◆ Brief:
Can you copy out, word for word, the rows below from the line containing "Where is each" up to and including the line containing "choice-delete-3[interactable]: 🗑 —"?

---

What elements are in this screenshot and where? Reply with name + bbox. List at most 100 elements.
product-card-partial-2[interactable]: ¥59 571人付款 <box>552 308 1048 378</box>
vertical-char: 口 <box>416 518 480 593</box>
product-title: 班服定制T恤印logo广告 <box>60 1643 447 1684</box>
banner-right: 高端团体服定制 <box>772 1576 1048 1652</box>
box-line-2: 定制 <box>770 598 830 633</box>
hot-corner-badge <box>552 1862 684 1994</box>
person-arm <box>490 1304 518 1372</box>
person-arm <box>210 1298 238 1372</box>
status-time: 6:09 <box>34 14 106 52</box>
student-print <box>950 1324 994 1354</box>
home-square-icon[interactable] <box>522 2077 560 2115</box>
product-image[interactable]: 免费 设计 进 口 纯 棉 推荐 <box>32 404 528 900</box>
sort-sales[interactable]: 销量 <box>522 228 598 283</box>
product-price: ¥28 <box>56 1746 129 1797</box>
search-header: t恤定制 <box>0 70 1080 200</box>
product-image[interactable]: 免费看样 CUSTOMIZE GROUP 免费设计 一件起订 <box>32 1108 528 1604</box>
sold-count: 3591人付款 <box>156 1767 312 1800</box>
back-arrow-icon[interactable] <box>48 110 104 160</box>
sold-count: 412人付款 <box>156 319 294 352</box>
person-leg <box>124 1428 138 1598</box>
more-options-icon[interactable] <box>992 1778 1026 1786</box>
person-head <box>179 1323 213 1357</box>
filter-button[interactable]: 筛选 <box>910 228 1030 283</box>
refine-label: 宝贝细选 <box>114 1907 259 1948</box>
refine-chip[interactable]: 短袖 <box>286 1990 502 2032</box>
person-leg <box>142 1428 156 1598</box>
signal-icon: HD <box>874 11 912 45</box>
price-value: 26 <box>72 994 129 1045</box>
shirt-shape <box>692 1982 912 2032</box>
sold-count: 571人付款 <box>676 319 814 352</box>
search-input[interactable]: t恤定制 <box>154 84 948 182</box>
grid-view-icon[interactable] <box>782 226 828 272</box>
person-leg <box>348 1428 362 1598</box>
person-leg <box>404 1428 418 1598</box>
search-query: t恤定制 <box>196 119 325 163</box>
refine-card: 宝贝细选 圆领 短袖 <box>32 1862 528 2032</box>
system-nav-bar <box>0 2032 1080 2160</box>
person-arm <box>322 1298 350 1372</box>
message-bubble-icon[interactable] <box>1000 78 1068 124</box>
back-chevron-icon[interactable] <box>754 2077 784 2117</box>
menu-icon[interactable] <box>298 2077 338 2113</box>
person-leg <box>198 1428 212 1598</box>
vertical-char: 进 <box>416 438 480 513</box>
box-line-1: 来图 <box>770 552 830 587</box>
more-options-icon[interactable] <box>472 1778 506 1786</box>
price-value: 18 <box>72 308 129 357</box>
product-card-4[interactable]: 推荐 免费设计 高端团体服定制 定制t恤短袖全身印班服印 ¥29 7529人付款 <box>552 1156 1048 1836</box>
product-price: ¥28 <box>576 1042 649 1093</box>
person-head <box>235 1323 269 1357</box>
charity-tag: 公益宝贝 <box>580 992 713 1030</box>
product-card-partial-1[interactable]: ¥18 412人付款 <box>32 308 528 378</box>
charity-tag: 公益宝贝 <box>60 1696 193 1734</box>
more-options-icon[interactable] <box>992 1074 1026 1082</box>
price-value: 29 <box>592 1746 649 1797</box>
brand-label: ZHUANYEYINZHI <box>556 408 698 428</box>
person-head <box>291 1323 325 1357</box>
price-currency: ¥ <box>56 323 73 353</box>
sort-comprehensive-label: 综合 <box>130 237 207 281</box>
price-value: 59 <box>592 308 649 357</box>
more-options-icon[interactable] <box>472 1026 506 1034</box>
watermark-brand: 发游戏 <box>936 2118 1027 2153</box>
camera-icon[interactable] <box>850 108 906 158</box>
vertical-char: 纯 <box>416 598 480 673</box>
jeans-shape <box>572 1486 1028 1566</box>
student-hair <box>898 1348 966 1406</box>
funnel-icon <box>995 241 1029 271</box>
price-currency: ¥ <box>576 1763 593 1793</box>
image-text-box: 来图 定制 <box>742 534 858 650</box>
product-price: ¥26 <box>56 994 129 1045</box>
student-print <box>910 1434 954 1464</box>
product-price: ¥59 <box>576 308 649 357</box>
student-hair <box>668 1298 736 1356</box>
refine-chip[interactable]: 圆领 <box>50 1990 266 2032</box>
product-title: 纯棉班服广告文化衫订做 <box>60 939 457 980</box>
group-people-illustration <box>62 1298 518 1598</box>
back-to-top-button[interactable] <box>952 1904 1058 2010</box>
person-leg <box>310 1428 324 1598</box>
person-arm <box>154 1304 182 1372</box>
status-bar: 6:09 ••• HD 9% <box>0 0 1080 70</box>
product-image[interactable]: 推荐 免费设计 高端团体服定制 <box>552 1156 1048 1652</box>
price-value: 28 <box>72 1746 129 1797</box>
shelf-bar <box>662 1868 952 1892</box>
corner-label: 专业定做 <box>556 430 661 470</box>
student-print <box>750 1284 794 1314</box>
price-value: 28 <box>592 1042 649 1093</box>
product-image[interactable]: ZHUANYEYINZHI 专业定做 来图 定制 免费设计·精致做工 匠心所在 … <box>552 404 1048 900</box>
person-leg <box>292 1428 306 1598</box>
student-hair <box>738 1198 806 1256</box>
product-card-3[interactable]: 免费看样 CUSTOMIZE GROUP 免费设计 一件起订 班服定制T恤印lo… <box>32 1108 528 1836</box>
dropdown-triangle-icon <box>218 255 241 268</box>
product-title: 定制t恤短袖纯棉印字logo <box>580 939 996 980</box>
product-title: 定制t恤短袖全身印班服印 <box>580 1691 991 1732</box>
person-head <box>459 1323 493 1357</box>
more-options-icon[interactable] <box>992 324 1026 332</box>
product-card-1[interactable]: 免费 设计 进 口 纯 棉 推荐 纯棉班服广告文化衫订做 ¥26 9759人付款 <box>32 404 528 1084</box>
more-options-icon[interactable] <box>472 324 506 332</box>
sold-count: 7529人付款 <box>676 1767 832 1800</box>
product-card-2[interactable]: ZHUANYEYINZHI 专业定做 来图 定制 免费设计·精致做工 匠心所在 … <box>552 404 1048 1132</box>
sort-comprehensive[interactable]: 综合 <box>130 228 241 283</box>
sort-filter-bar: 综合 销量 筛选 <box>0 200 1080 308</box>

---

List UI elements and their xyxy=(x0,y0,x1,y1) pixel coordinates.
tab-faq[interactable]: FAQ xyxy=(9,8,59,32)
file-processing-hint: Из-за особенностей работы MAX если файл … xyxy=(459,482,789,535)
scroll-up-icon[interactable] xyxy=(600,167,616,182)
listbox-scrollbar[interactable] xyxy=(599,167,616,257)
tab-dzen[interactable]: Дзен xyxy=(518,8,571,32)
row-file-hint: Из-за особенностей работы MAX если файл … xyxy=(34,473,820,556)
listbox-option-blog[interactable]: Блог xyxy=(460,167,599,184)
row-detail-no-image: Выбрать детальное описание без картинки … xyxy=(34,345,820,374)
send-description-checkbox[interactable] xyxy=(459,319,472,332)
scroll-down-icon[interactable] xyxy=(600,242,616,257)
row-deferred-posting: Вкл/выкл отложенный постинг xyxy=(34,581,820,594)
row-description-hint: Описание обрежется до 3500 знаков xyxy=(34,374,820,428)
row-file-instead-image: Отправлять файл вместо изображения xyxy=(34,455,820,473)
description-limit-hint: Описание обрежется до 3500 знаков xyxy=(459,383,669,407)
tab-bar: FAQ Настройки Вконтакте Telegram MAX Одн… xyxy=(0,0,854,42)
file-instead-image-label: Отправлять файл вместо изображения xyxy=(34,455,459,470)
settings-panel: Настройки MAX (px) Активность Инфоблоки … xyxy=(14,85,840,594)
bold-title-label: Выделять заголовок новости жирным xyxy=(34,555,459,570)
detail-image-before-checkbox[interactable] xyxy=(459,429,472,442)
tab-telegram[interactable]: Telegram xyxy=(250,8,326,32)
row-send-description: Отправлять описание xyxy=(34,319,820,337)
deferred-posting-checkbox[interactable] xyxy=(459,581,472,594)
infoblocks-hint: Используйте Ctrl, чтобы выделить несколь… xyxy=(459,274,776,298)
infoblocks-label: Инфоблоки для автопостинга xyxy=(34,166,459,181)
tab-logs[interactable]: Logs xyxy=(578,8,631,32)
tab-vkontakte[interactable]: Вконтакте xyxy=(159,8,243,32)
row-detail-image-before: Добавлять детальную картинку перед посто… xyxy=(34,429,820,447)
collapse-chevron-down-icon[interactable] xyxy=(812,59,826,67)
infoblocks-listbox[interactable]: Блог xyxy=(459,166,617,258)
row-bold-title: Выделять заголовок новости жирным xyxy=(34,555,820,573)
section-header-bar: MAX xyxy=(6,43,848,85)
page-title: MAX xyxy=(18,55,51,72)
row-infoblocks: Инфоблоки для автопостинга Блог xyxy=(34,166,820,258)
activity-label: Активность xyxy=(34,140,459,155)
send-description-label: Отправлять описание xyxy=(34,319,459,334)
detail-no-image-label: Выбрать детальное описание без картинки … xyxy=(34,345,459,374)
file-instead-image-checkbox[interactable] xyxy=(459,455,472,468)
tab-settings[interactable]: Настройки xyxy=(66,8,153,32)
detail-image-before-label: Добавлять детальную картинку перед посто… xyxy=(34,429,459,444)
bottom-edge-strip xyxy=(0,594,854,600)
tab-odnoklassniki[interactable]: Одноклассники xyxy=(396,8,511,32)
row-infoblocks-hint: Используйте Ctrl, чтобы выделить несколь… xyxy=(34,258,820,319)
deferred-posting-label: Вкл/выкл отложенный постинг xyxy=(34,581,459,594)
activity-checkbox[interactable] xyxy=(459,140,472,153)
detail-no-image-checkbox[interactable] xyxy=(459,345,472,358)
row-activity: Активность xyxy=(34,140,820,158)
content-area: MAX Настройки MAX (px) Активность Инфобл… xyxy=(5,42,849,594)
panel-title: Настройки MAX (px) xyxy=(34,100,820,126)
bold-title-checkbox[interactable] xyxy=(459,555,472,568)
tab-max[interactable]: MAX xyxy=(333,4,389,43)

---

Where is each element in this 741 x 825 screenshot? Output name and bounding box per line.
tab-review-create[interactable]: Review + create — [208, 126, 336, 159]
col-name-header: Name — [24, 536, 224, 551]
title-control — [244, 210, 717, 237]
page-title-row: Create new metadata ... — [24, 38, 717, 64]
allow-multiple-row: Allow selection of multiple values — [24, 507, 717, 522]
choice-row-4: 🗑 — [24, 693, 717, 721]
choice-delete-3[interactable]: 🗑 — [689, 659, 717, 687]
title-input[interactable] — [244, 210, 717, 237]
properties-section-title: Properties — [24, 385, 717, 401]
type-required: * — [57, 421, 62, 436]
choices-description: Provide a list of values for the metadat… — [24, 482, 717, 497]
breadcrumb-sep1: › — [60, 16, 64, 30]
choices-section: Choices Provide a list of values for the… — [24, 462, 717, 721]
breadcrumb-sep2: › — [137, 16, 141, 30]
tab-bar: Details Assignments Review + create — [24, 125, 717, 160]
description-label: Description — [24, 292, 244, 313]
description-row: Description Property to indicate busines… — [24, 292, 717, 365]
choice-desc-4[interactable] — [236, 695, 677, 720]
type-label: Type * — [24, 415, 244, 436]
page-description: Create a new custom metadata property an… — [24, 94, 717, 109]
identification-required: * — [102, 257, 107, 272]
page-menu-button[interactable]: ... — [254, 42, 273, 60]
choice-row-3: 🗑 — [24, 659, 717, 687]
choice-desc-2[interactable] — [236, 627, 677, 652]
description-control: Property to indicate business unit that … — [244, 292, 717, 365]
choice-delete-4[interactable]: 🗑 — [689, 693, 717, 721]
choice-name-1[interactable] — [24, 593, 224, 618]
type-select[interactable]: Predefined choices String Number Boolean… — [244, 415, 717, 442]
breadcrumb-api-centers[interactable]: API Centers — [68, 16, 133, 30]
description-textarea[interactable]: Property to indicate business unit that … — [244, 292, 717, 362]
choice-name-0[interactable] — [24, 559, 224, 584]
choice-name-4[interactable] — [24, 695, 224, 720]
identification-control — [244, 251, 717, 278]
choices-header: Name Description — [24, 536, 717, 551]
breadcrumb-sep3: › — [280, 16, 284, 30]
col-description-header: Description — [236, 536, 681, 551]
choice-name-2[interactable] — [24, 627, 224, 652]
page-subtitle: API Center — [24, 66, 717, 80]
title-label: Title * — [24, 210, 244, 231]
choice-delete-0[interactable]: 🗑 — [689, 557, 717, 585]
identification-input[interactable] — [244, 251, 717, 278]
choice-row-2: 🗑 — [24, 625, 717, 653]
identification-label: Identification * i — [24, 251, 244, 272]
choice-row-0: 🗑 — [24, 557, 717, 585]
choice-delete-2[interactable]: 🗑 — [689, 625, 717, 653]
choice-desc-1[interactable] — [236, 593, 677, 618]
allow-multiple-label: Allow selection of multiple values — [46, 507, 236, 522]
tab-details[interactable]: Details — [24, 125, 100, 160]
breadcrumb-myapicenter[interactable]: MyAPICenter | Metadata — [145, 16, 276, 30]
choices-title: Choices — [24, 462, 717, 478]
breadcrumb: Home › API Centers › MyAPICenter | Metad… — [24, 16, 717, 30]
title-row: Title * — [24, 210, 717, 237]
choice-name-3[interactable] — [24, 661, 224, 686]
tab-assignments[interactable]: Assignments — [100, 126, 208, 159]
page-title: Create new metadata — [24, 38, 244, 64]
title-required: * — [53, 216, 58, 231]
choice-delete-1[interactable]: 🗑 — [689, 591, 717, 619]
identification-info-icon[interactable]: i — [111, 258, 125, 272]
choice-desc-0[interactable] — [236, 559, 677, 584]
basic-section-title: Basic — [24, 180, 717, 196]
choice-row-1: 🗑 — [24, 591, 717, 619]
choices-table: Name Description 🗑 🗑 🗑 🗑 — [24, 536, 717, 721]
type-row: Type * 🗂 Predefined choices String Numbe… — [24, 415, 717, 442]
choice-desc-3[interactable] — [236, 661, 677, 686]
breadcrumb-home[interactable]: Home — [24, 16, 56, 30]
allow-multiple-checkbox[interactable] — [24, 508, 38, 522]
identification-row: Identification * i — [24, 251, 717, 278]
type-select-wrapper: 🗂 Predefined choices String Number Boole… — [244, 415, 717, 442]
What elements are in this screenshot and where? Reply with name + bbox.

---

◆ Response to the task:
Where is each element in this 741 x 825 screenshot? Output name and bounding box per line.
tab-review-create[interactable]: Review + create — [208, 126, 336, 159]
col-name-header: Name — [24, 536, 224, 551]
title-control — [244, 210, 717, 237]
page-title-row: Create new metadata ... — [24, 38, 717, 64]
allow-multiple-row: Allow selection of multiple values — [24, 507, 717, 522]
choice-row-4: 🗑 — [24, 693, 717, 721]
choice-delete-3[interactable]: 🗑 — [689, 659, 717, 687]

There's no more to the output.